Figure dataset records
========================
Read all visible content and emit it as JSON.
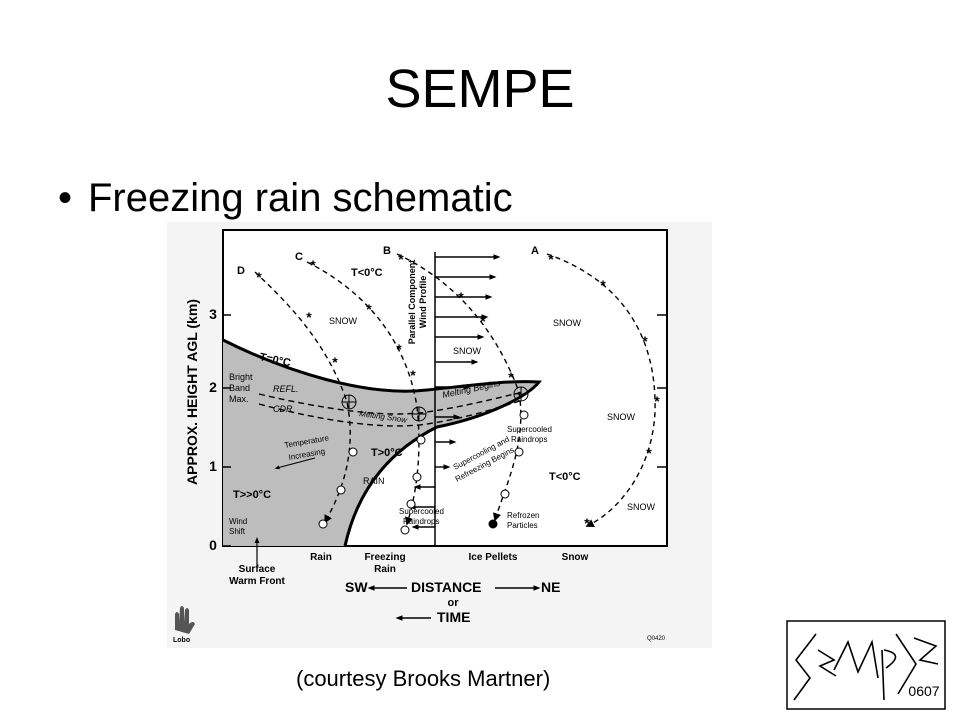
{
  "slide": {
    "title": "SEMPE",
    "bullet": "Freezing rain schematic",
    "caption": "(courtesy Brooks Martner)"
  },
  "diagram": {
    "y_axis_title": "APPROX. HEIGHT AGL (km)",
    "y_ticks": [
      "0",
      "1",
      "2",
      "3"
    ],
    "trajectory_labels": [
      "A",
      "B",
      "C",
      "D"
    ],
    "wind_profile_label_1": "Parallel Component",
    "wind_profile_label_2": "Wind Profile",
    "isotherm_label": "T=0°C",
    "cold_upper_label": "T<0°C",
    "warm_layer_label": "T>0°C",
    "hot_layer_label": "T>>0°C",
    "cold_lower_label": "T<0°C",
    "snow_label": "SNOW",
    "rain_label": "RAIN",
    "bright_band_1": "Bright",
    "bright_band_2": "Band",
    "bright_band_3": "Max.",
    "refl_label": "REFL.",
    "cdr_label": "CDR",
    "melting_snow_label": "Melting Snow",
    "melting_begins_label": "Melting Begins",
    "temperature_label_1": "Temperature",
    "temperature_label_2": "Increasing",
    "supercooled_raindrops_1": "Supercooled",
    "supercooled_raindrops_2": "Raindrops",
    "supercooling_1": "Supercooling and",
    "supercooling_2": "Refreezing Begins",
    "refrozen_1": "Refrozen",
    "refrozen_2": "Particles",
    "wind_shift_1": "Wind",
    "wind_shift_2": "Shift",
    "surface_front_1": "Surface",
    "surface_front_2": "Warm Front",
    "precip_rain": "Rain",
    "precip_freezing_1": "Freezing",
    "precip_freezing_2": "Rain",
    "precip_ice": "Ice Pellets",
    "precip_snow": "Snow",
    "dir_sw": "SW",
    "dir_ne": "NE",
    "distance_label": "DISTANCE",
    "or_label": "or",
    "time_label": "TIME",
    "lobo_label": "Lobo",
    "code_label": "Q0420"
  },
  "logo": {
    "text": "0607"
  }
}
========================
TASK DIRECTIONS -
Your copy should match the entries exactly, minus the pictures.

THE SOLUTION -
Read all visible content and emit it as JSON.
{
  "slide": {
    "title": "SEMPE",
    "bullet": "Freezing rain schematic",
    "caption": "(courtesy Brooks Martner)"
  },
  "diagram": {
    "y_axis_title": "APPROX. HEIGHT AGL (km)",
    "y_ticks": [
      "0",
      "1",
      "2",
      "3"
    ],
    "trajectory_labels": [
      "A",
      "B",
      "C",
      "D"
    ],
    "wind_profile_label_1": "Parallel Component",
    "wind_profile_label_2": "Wind Profile",
    "isotherm_label": "T=0°C",
    "cold_upper_label": "T<0°C",
    "warm_layer_label": "T>0°C",
    "hot_layer_label": "T>>0°C",
    "cold_lower_label": "T<0°C",
    "snow_label": "SNOW",
    "rain_label": "RAIN",
    "bright_band_1": "Bright",
    "bright_band_2": "Band",
    "bright_band_3": "Max.",
    "refl_label": "REFL.",
    "cdr_label": "CDR",
    "melting_snow_label": "Melting Snow",
    "melting_begins_label": "Melting Begins",
    "temperature_label_1": "Temperature",
    "temperature_label_2": "Increasing",
    "supercooled_raindrops_1": "Supercooled",
    "supercooled_raindrops_2": "Raindrops",
    "supercooling_1": "Supercooling and",
    "supercooling_2": "Refreezing Begins",
    "refrozen_1": "Refrozen",
    "refrozen_2": "Particles",
    "wind_shift_1": "Wind",
    "wind_shift_2": "Shift",
    "surface_front_1": "Surface",
    "surface_front_2": "Warm Front",
    "precip_rain": "Rain",
    "precip_freezing_1": "Freezing",
    "precip_freezing_2": "Rain",
    "precip_ice": "Ice Pellets",
    "precip_snow": "Snow",
    "dir_sw": "SW",
    "dir_ne": "NE",
    "distance_label": "DISTANCE",
    "or_label": "or",
    "time_label": "TIME",
    "lobo_label": "Lobo",
    "code_label": "Q0420"
  },
  "logo": {
    "text": "0607"
  }
}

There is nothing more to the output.